Records>
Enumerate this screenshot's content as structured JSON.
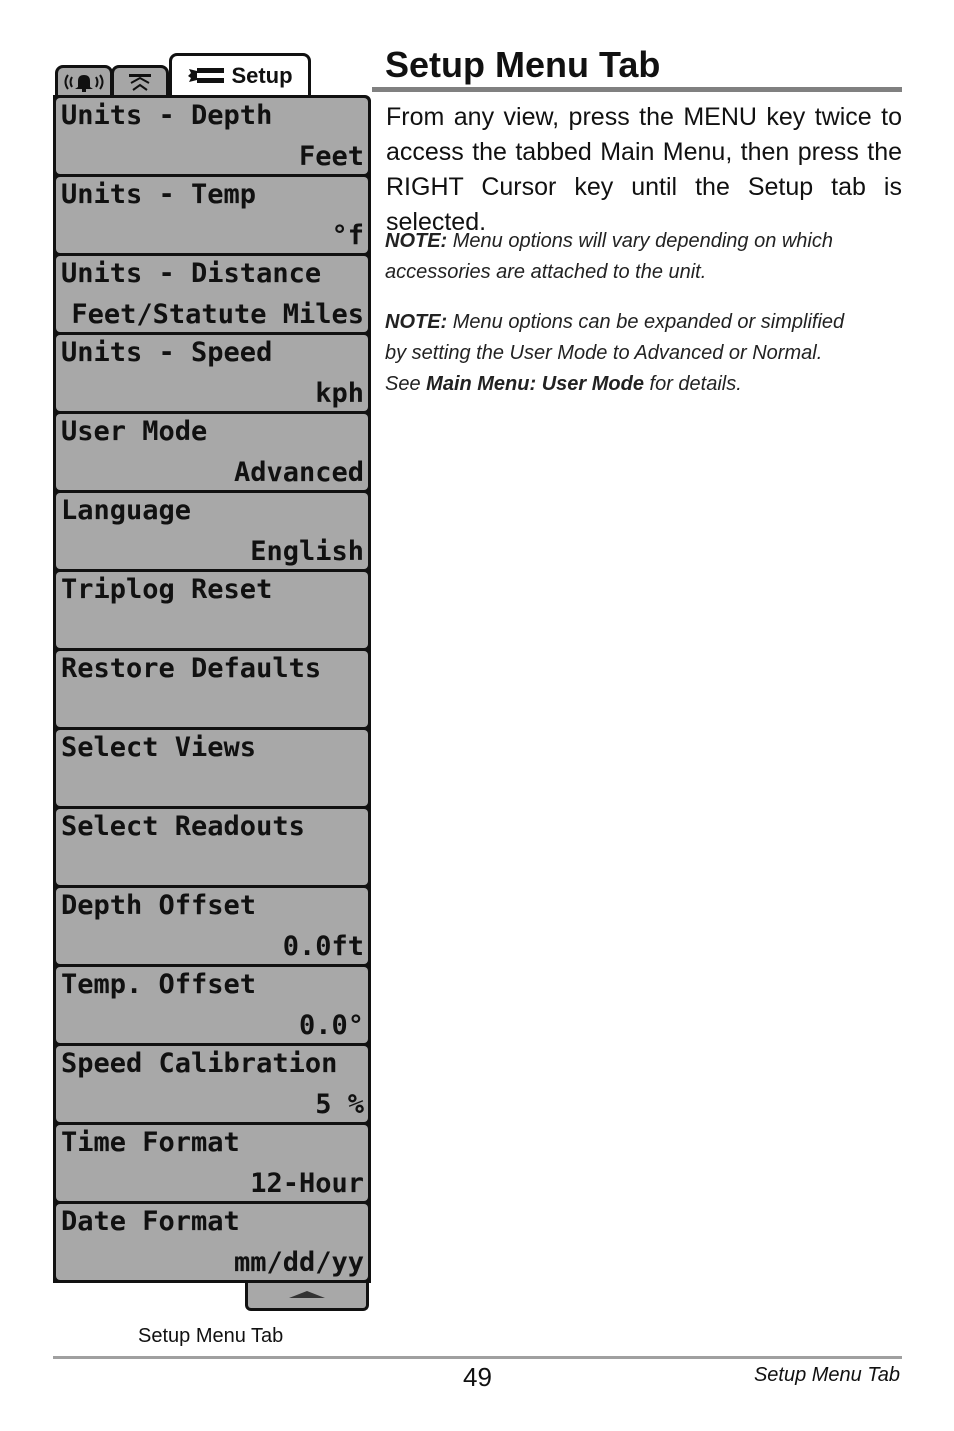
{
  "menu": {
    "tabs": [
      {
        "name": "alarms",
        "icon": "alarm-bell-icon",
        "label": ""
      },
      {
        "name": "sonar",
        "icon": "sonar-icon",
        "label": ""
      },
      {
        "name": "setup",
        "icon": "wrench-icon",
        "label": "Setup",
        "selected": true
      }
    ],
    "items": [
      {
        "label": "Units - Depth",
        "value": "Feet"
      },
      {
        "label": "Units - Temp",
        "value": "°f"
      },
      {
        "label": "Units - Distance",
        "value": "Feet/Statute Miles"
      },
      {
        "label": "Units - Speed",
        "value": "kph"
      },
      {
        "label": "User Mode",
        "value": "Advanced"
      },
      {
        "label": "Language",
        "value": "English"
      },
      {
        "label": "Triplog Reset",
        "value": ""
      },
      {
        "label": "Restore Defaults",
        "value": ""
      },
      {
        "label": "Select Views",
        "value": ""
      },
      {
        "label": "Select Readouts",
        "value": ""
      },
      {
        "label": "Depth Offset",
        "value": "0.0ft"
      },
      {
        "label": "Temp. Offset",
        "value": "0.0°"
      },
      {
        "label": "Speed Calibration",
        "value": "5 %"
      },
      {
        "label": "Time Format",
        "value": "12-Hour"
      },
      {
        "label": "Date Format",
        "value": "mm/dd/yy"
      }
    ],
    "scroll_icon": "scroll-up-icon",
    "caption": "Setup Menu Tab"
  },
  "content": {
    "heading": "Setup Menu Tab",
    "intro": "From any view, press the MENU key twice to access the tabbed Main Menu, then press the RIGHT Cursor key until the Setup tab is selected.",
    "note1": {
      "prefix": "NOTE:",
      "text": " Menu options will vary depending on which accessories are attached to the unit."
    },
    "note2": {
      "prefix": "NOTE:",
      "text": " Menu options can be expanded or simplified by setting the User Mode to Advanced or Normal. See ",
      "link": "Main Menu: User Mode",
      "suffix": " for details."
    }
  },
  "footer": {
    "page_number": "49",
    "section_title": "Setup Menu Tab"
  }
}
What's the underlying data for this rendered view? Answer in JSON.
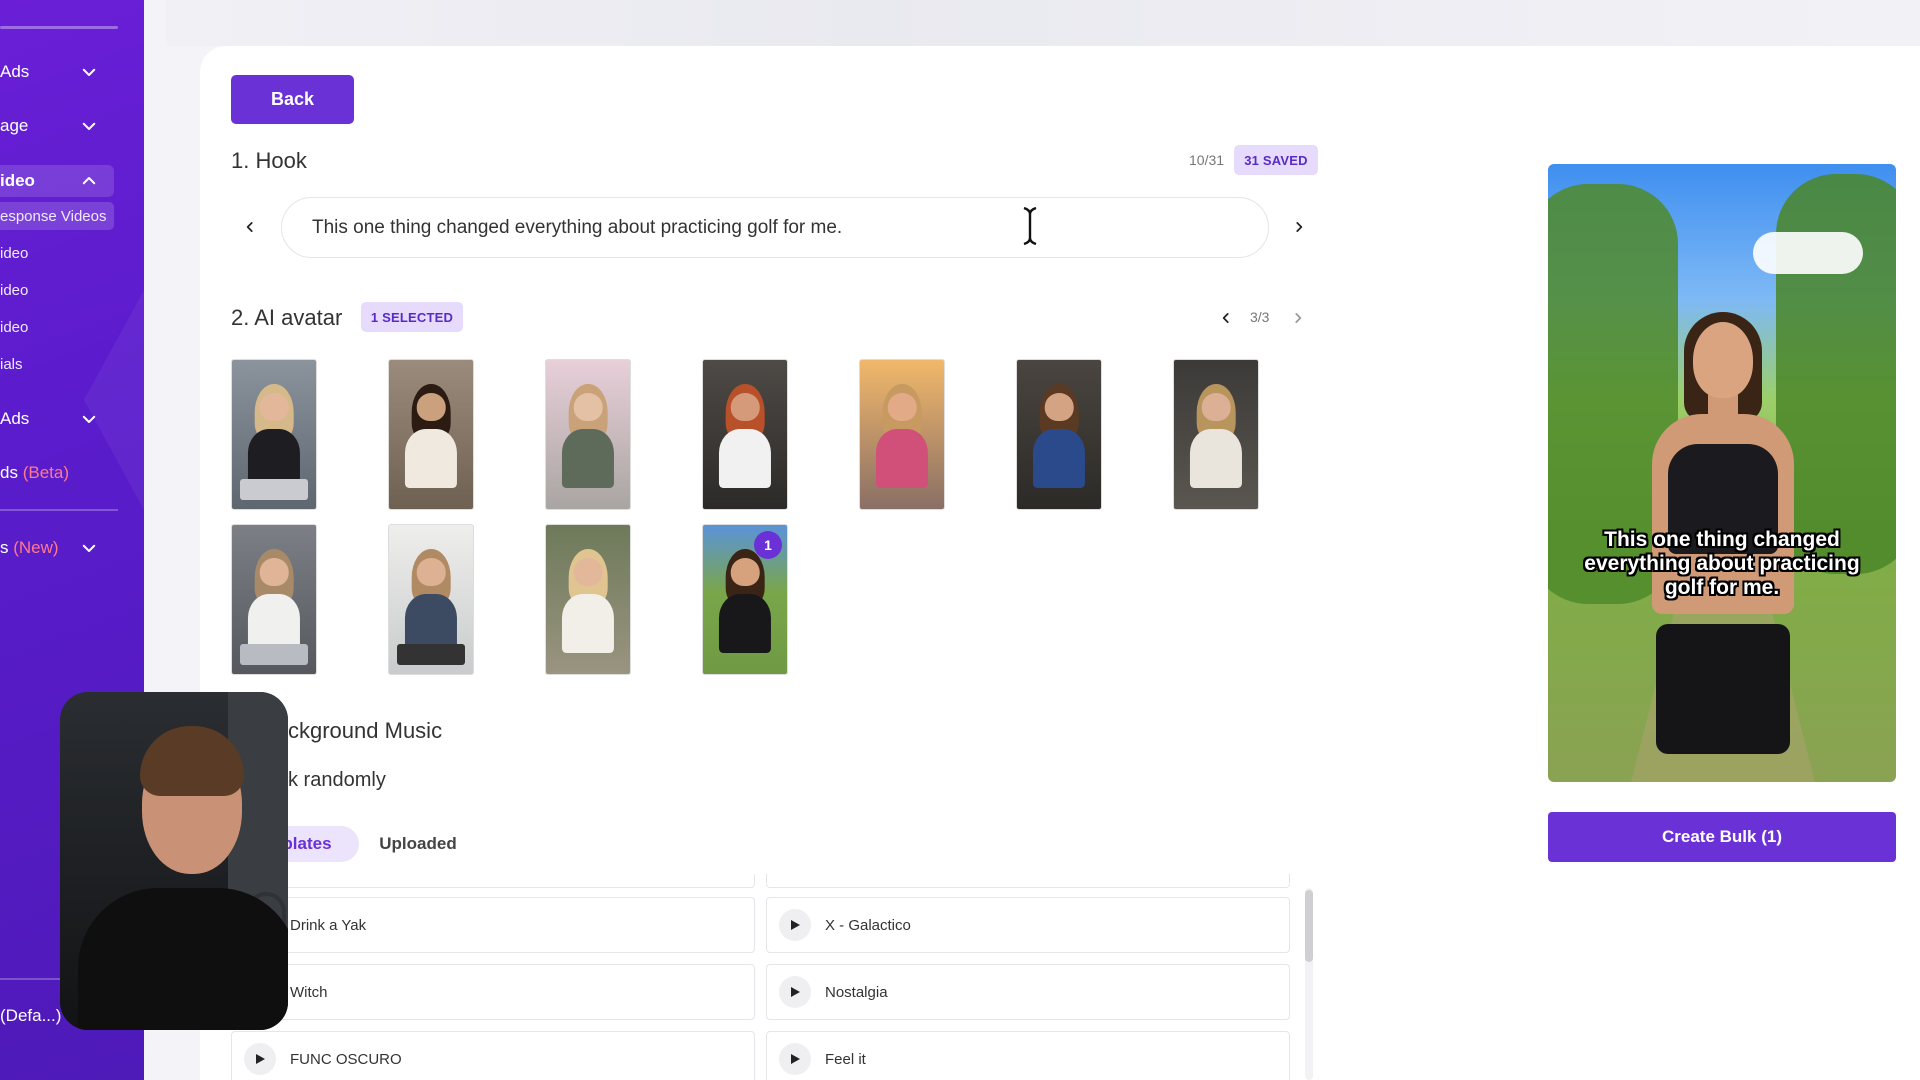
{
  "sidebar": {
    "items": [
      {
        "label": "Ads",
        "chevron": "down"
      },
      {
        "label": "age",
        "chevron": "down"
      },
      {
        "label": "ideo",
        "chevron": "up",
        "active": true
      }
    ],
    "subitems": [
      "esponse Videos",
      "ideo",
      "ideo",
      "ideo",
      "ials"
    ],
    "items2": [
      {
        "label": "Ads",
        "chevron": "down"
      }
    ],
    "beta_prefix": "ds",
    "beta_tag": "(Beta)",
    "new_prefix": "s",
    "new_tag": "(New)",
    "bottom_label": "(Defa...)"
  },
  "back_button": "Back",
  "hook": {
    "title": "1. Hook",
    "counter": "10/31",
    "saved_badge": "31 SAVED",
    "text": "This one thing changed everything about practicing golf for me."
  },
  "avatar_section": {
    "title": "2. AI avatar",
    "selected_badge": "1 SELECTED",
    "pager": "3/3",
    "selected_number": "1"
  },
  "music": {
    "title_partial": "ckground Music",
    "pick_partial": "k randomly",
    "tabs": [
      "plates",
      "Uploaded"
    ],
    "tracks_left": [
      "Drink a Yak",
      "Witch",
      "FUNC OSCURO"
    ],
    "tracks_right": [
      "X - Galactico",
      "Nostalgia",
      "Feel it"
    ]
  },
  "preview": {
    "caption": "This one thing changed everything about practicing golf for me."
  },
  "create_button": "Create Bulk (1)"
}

==

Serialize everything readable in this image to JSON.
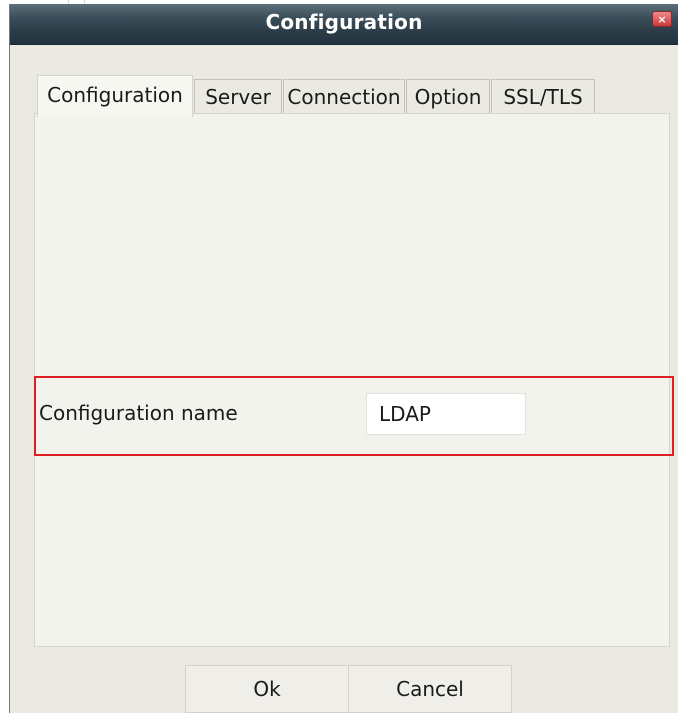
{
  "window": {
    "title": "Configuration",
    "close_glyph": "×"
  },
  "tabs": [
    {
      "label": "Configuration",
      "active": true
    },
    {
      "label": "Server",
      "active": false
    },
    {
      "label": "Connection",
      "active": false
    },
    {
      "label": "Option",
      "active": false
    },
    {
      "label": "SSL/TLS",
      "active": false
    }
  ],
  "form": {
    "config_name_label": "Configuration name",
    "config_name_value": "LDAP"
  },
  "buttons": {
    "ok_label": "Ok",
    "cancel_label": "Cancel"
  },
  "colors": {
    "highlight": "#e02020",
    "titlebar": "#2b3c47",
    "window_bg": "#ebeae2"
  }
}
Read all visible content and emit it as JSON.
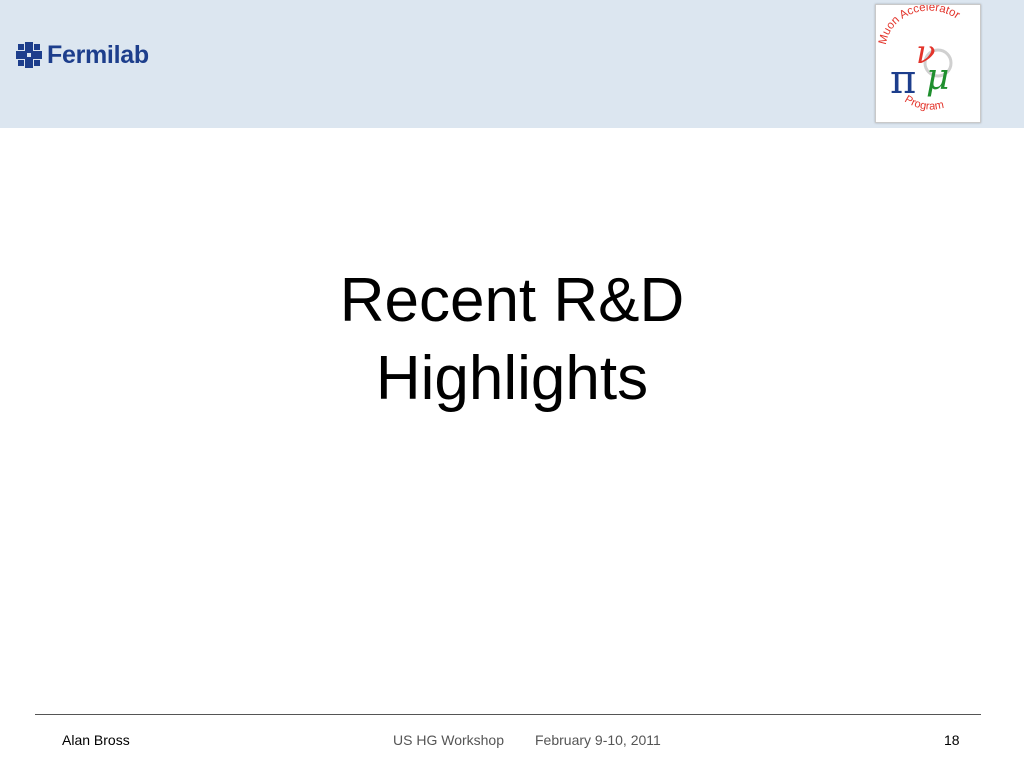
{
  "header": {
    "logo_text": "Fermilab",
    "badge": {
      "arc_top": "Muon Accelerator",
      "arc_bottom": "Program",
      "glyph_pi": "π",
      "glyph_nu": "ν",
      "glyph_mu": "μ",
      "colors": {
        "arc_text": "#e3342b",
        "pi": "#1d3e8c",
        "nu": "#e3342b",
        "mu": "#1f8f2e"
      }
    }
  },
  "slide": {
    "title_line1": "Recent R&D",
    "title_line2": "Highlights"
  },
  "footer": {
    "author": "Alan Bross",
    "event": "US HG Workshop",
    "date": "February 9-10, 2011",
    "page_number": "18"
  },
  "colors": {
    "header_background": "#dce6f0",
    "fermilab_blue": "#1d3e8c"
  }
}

Written request>
Pick out the lines that include the word "Units" and write them out.

Finished answer>
        "label": "Units - Depth",
        "label": "Units - Temp",
        "label": "Units - Distance",
        "label": "Units - Speed",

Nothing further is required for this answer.